─── Material provided

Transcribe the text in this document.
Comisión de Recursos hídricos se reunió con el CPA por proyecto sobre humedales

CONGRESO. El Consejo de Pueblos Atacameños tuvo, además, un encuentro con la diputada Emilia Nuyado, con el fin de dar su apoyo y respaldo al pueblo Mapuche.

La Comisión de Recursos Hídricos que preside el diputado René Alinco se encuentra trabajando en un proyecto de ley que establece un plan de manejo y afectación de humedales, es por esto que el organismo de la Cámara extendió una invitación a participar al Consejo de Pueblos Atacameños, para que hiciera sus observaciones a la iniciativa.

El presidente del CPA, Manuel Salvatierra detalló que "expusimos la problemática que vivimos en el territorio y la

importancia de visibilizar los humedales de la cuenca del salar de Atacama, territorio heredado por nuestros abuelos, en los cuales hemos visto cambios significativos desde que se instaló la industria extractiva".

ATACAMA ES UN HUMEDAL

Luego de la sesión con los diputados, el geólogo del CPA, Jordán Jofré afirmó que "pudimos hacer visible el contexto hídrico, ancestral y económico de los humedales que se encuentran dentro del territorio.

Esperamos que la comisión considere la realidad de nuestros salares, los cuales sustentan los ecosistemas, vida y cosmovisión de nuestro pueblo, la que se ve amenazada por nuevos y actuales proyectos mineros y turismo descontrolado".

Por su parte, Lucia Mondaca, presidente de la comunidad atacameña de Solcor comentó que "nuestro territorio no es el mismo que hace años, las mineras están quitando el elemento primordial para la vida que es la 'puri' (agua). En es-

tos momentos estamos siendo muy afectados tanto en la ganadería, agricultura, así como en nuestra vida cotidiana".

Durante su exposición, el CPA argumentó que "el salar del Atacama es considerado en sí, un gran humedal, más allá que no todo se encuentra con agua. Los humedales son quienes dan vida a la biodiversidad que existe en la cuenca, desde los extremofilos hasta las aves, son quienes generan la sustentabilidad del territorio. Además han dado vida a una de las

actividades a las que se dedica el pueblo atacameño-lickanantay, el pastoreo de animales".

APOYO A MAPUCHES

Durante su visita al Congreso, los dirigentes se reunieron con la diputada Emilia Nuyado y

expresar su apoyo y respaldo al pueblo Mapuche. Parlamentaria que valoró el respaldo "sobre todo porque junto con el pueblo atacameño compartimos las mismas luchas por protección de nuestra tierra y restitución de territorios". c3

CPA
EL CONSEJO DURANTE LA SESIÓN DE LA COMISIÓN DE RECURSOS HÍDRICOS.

──────

● Aim of the exercise: Look through the material above. Copy each line where the word "Nuyado" appears.

● Written response:
CONGRESO. El Consejo de Pueblos Atacameños tuvo, además, un encuentro con la diputada Emilia Nuyado, con el fin de dar su apoyo y respaldo al pueblo Mapuche.
Durante su visita al Congreso, los dirigentes se reunieron con la diputada Emilia Nuyado y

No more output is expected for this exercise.